• Task description: Print the data exactly as it is given, please.

• The input:
===

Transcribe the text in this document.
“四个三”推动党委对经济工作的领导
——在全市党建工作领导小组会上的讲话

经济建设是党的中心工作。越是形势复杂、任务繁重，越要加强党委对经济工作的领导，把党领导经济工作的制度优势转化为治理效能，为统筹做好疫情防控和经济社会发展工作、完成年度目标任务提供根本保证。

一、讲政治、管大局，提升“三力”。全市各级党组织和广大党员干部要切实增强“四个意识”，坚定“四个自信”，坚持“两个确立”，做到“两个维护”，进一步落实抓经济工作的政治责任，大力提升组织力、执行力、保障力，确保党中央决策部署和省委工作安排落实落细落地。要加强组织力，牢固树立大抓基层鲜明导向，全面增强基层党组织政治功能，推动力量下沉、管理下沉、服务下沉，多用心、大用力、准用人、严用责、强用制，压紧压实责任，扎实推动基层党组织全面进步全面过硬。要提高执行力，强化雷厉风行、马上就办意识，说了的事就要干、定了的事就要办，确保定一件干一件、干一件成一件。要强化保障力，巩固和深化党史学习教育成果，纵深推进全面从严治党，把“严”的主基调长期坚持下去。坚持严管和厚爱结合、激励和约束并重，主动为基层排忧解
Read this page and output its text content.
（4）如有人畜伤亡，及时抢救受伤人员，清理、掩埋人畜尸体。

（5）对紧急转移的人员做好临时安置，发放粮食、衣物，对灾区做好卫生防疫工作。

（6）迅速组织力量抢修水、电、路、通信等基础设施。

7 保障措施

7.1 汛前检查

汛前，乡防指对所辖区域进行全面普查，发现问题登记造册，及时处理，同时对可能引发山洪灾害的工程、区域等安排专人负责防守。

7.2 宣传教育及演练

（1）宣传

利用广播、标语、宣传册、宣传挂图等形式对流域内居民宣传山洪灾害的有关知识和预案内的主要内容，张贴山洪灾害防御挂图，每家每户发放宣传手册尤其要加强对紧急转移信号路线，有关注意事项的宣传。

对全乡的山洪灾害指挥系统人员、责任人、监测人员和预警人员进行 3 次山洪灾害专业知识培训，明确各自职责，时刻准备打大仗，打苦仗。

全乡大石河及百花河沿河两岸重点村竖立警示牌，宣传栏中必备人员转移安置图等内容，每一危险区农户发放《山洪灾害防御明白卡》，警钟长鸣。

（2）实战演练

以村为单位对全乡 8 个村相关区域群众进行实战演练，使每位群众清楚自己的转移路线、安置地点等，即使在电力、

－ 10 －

===

• Correct response:
Transcribe the text in this document.
“四个三”推动党委对经济工作的领导
——在全市党建工作领导小组会上的讲话

经济建设是党的中心工作。越是形势复杂、任务繁重，越要加强党委对经济工作的领导，把党领导经济工作的制度优势转化为治理效能，为统筹做好疫情防控和经济社会发展工作、完成年度目标任务提供根本保证。

一、讲政治、管大局，提升“三力”。全市各级党组织和广大党员干部要切实增强“四个意识”，坚定“四个自信”，坚持“两个确立”，做到“两个维护”，进一步落实抓经济工作的政治责任，大力提升组织力、执行力、保障力，确保党中央决策部署和省委工作安排落实落细落地。要加强组织力，牢固树立大抓基层鲜明导向，全面增强基层党组织政治功能，推动力量下沉、管理下沉、服务下沉，多用心、大用力、准用人、严用责、强用制，压紧压实责任，扎实推动基层党组织全面进步全面过硬。要提高执行力，强化雷厉风行、马上就办意识，说了的事就要干、定了的事就要办，确保定一件干一件、干一件成一件。要强化保障力，巩固和深化党史学习教育成果，纵深推进全面从严治党，把“严”的主基调长期坚持下去。坚持严管和厚爱结合、激励和约束并重，主动为基层排忧解
Read this page and output its text content.
（4）如有人畜伤亡，及时抢救受伤人员，清理、掩埋人畜尸体。

（5）对紧急转移的人员做好临时安置，发放粮食、衣物，对灾区做好卫生防疫工作。

（6）迅速组织力量抢修水、电、路、通信等基础设施。

7 保障措施

7.1 汛前检查

汛前，乡防指对所辖区域进行全面普查，发现问题登记造册，及时处理，同时对可能引发山洪灾害的工程、区域等安排专人负责防守。

7.2 宣传教育及演练

（1）宣传

利用广播、标语、宣传册、宣传挂图等形式对流域内居民宣传山洪灾害的有关知识和预案内的主要内容，张贴山洪灾害防御挂图，每家每户发放宣传手册尤其要加强对紧急转移信号路线，有关注意事项的宣传。

对全乡的山洪灾害指挥系统人员、责任人、监测人员和预警人员进行 3 次山洪灾害专业知识培训，明确各自职责，时刻准备打大仗，打苦仗。

全乡大石河及百花河沿河两岸重点村竖立警示牌，宣传栏中必备人员转移安置图等内容，每一危险区农户发放《山洪灾害防御明白卡》，警钟长鸣。

（2）实战演练

以村为单位对全乡 8 个村相关区域群众进行实战演练，使每位群众清楚自己的转移路线、安置地点等，即使在电力、

－ 10 －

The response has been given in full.